[Start of MATERIAL FOR THE TASK]

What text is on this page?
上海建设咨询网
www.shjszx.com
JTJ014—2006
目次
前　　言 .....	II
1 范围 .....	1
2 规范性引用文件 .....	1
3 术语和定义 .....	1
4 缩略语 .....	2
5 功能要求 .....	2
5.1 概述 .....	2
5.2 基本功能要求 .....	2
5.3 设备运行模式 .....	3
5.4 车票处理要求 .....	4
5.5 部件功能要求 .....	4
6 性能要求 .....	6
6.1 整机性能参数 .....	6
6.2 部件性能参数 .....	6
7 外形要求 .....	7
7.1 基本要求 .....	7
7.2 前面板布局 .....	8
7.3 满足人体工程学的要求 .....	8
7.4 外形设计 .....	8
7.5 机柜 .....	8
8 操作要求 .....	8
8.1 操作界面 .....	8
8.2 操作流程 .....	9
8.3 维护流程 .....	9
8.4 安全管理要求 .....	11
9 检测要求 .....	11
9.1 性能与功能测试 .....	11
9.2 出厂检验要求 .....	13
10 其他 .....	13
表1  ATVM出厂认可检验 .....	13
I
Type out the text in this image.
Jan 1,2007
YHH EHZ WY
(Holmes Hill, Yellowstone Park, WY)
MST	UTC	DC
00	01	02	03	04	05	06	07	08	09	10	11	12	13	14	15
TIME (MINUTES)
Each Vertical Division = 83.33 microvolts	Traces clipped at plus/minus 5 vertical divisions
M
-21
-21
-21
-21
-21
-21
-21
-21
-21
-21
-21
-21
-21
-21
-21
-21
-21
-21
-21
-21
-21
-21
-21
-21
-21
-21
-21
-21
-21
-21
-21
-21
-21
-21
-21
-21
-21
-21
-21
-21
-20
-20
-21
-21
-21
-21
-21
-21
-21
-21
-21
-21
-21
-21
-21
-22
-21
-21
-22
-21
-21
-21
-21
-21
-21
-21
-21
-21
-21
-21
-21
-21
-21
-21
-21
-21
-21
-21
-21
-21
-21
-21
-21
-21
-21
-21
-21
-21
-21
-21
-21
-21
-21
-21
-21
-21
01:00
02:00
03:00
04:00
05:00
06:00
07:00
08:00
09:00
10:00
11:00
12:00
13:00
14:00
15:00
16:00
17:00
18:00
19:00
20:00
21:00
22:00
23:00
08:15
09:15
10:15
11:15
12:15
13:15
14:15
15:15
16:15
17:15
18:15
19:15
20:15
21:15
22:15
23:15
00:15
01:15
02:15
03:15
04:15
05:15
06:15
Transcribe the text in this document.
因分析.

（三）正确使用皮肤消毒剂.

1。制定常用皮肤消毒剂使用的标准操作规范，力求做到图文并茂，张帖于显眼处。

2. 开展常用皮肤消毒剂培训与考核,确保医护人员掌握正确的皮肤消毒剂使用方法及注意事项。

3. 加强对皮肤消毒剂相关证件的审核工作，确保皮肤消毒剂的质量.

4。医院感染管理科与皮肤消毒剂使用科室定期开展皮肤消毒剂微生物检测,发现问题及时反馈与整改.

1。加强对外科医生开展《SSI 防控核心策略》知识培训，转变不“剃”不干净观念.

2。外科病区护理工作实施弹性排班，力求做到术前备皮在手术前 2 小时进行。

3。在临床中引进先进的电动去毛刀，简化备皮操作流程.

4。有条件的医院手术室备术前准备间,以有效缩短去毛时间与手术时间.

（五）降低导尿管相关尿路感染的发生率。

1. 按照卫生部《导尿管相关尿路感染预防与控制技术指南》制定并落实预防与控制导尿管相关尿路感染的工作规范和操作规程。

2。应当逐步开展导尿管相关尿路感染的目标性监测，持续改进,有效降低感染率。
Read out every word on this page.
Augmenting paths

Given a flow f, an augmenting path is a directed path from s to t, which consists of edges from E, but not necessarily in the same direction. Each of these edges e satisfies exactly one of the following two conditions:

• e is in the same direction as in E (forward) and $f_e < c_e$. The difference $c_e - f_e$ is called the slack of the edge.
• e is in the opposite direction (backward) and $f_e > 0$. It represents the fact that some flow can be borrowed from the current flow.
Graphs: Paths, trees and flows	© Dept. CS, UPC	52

[End of MATERIAL FOR THE TASK]

§ **DIRECTION**
Each entry is to be returned in full, character for character.

§ **EXPECTED OUTPUT**
What text is on this page?
上海建设咨询网
www.shjszx.com
JTJ014—2006
目次
前　　言 .....	II
1 范围 .....	1
2 规范性引用文件 .....	1
3 术语和定义 .....	1
4 缩略语 .....	2
5 功能要求 .....	2
5.1 概述 .....	2
5.2 基本功能要求 .....	2
5.3 设备运行模式 .....	3
5.4 车票处理要求 .....	4
5.5 部件功能要求 .....	4
6 性能要求 .....	6
6.1 整机性能参数 .....	6
6.2 部件性能参数 .....	6
7 外形要求 .....	7
7.1 基本要求 .....	7
7.2 前面板布局 .....	8
7.3 满足人体工程学的要求 .....	8
7.4 外形设计 .....	8
7.5 机柜 .....	8
8 操作要求 .....	8
8.1 操作界面 .....	8
8.2 操作流程 .....	9
8.3 维护流程 .....	9
8.4 安全管理要求 .....	11
9 检测要求 .....	11
9.1 性能与功能测试 .....	11
9.2 出厂检验要求 .....	13
10 其他 .....	13
表1  ATVM出厂认可检验 .....	13
I
Type out the text in this image.
Jan 1,2007
YHH EHZ WY
(Holmes Hill, Yellowstone Park, WY)
MST	UTC	DC
00	01	02	03	04	05	06	07	08	09	10	11	12	13	14	15
TIME (MINUTES)
Each Vertical Division = 83.33 microvolts	Traces clipped at plus/minus 5 vertical divisions
M
-21
-21
-21
-21
-21
-21
-21
-21
-21
-21
-21
-21
-21
-21
-21
-21
-21
-21
-21
-21
-21
-21
-21
-21
-21
-21
-21
-21
-21
-21
-21
-21
-21
-21
-21
-21
-21
-21
-21
-21
-20
-20
-21
-21
-21
-21
-21
-21
-21
-21
-21
-21
-21
-21
-21
-22
-21
-21
-22
-21
-21
-21
-21
-21
-21
-21
-21
-21
-21
-21
-21
-21
-21
-21
-21
-21
-21
-21
-21
-21
-21
-21
-21
-21
-21
-21
-21
-21
-21
-21
-21
-21
-21
-21
-21
-21
01:00
02:00
03:00
04:00
05:00
06:00
07:00
08:00
09:00
10:00
11:00
12:00
13:00
14:00
15:00
16:00
17:00
18:00
19:00
20:00
21:00
22:00
23:00
08:15
09:15
10:15
11:15
12:15
13:15
14:15
15:15
16:15
17:15
18:15
19:15
20:15
21:15
22:15
23:15
00:15
01:15
02:15
03:15
04:15
05:15
06:15
Transcribe the text in this document.
因分析.

（三）正确使用皮肤消毒剂.

1。制定常用皮肤消毒剂使用的标准操作规范，力求做到图文并茂，张帖于显眼处。

2. 开展常用皮肤消毒剂培训与考核,确保医护人员掌握正确的皮肤消毒剂使用方法及注意事项。

3. 加强对皮肤消毒剂相关证件的审核工作，确保皮肤消毒剂的质量.

4。医院感染管理科与皮肤消毒剂使用科室定期开展皮肤消毒剂微生物检测,发现问题及时反馈与整改.

1。加强对外科医生开展《SSI 防控核心策略》知识培训，转变不“剃”不干净观念.

2。外科病区护理工作实施弹性排班，力求做到术前备皮在手术前 2 小时进行。

3。在临床中引进先进的电动去毛刀，简化备皮操作流程.

4。有条件的医院手术室备术前准备间,以有效缩短去毛时间与手术时间.

（五）降低导尿管相关尿路感染的发生率。

1. 按照卫生部《导尿管相关尿路感染预防与控制技术指南》制定并落实预防与控制导尿管相关尿路感染的工作规范和操作规程。

2。应当逐步开展导尿管相关尿路感染的目标性监测，持续改进,有效降低感染率。
Read out every word on this page.
Augmenting paths

Given a flow f, an augmenting path is a directed path from s to t, which consists of edges from E, but not necessarily in the same direction. Each of these edges e satisfies exactly one of the following two conditions:

• e is in the same direction as in E (forward) and $f_e < c_e$. The difference $c_e - f_e$ is called the slack of the edge.
• e is in the opposite direction (backward) and $f_e > 0$. It represents the fact that some flow can be borrowed from the current flow.
Graphs: Paths, trees and flows	© Dept. CS, UPC	52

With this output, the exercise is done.